### REQUEST
Give back the lines of the material starting with the line containing "484, 1068, 500]" and going on through the line containing "296, 137, 312]", with "data-label" switched to "value-label" and everything else left the same.

### DATA FOR THE TASK
□ □ □
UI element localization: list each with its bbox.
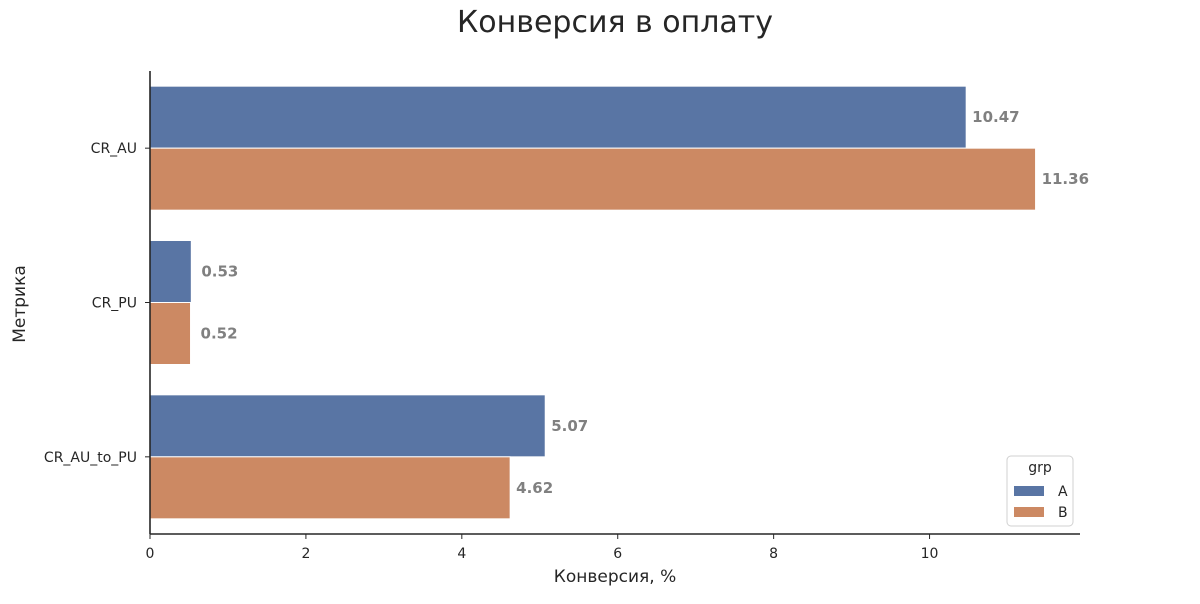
legend-label-a: A	[1058, 484, 1068, 500]
bar-b-cr-pu	[149, 302, 192, 365]
bar-a-cr-au-to-pu	[149, 394, 546, 458]
x-tick-label: 2	[301, 546, 310, 562]
data-label: 11.36	[1042, 170, 1089, 188]
bar-a-cr-au	[149, 85, 967, 149]
y-tick-label: CR_PU	[92, 296, 137, 312]
data-labels-layer: 10.47 11.36 0.53 0.52 5.07 4.62	[201, 108, 1089, 497]
data-label: 10.47	[972, 108, 1019, 126]
x-tick-label: 0	[146, 546, 155, 562]
data-label: 4.62	[516, 479, 553, 497]
x-tick-label: 8	[769, 546, 778, 562]
bar-a-cr-pu	[149, 240, 192, 303]
legend-label-b: B	[1058, 505, 1068, 521]
y-ticks-layer: CR_AU CR_PU CR_AU_to_PU	[44, 141, 150, 466]
legend: grp A B	[1006, 455, 1074, 527]
bar-b-cr-au-to-pu	[149, 456, 511, 520]
y-tick-label: CR_AU	[91, 141, 137, 157]
bar-b-cr-au	[149, 147, 1037, 211]
x-axis-label: Конверсия, %	[554, 567, 676, 587]
data-label: 0.52	[201, 325, 238, 343]
y-axis-label: Метрика	[10, 265, 30, 343]
chart-title: Конверсия в оплату	[457, 5, 773, 40]
y-tick-label: CR_AU_to_PU	[44, 450, 137, 466]
x-tick-label: 10	[921, 546, 939, 562]
data-label: 0.53	[201, 263, 238, 281]
data-label: 5.07	[551, 417, 588, 435]
x-tick-label: 6	[613, 546, 622, 562]
legend-title: grp	[1028, 460, 1052, 476]
x-ticks-layer: 0 2 4 6 8 10	[146, 534, 939, 562]
x-tick-label: 4	[457, 546, 466, 562]
bars-layer	[149, 85, 1037, 520]
legend-swatch-a	[1014, 486, 1044, 496]
legend-swatch-b	[1014, 507, 1044, 517]
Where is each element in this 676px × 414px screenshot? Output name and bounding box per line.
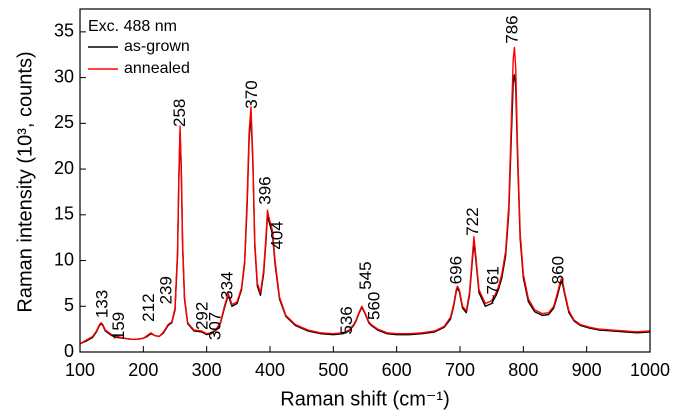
peak-label: 536 <box>337 306 356 334</box>
peak-label: 786 <box>503 15 522 43</box>
x-tick-label: 200 <box>128 360 158 380</box>
x-tick-label: 900 <box>572 360 602 380</box>
peak-label: 396 <box>256 176 275 204</box>
peak-label: 334 <box>218 271 237 299</box>
y-tick-label: 0 <box>64 341 74 361</box>
x-tick-label: 600 <box>382 360 412 380</box>
peak-label: 258 <box>170 99 189 127</box>
series-line <box>79 46 651 345</box>
peak-label: 159 <box>109 312 128 340</box>
legend-label: as-grown <box>124 38 190 55</box>
peak-label: 212 <box>139 293 158 321</box>
y-tick-label: 35 <box>54 21 74 41</box>
x-tick-label: 700 <box>445 360 475 380</box>
plot-frame <box>79 8 651 353</box>
x-axis-label: Raman shift (cm⁻¹) <box>280 388 449 410</box>
legend-label: annealed <box>124 60 190 77</box>
x-tick-label: 1000 <box>630 360 670 380</box>
peak-label: 696 <box>446 256 465 284</box>
x-tick-label: 800 <box>508 360 538 380</box>
y-tick-label: 5 <box>64 295 74 315</box>
y-tick-label: 30 <box>54 66 74 86</box>
peak-label: 722 <box>463 207 482 235</box>
peak-label: 307 <box>206 312 225 340</box>
peak-label: 560 <box>365 292 384 320</box>
peak-label: ~761 <box>484 266 503 304</box>
y-tick-label: 25 <box>54 112 74 132</box>
x-tick-label: 500 <box>318 360 348 380</box>
peak-label: 133 <box>92 290 111 318</box>
x-tick-label: 300 <box>192 360 222 380</box>
peak-label: 292 <box>192 302 211 330</box>
peak-label: 860 <box>548 256 567 284</box>
x-tick-label: 100 <box>65 360 95 380</box>
peak-label: 545 <box>356 261 375 289</box>
peak-label: 370 <box>242 80 261 108</box>
y-tick-label: 10 <box>54 249 74 269</box>
y-tick-label: 15 <box>54 204 74 224</box>
y-axis-label: Raman intensity (10³, counts) <box>14 51 36 312</box>
x-tick-label: 400 <box>255 360 285 380</box>
peak-label: 404 <box>268 221 287 249</box>
legend-title: Exc. 488 nm <box>88 18 177 35</box>
y-tick-label: 20 <box>54 158 74 178</box>
peak-label: 239 <box>156 276 175 304</box>
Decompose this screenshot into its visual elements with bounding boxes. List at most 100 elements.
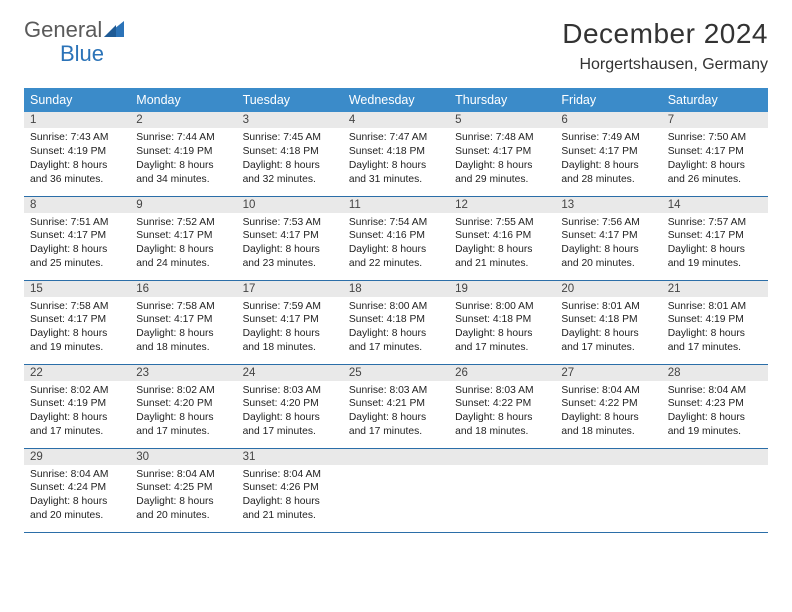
□ □ □
### FULL ANSWER
legend-label-a: A	[1058, 484, 1068, 500]
bar-b-cr-pu	[149, 302, 192, 365]
bar-a-cr-au-to-pu	[149, 394, 546, 458]
x-tick-label: 2	[301, 546, 310, 562]
value-label: 11.36	[1042, 170, 1089, 188]
bar-a-cr-au	[149, 85, 967, 149]
y-tick-label: CR_PU	[92, 296, 137, 312]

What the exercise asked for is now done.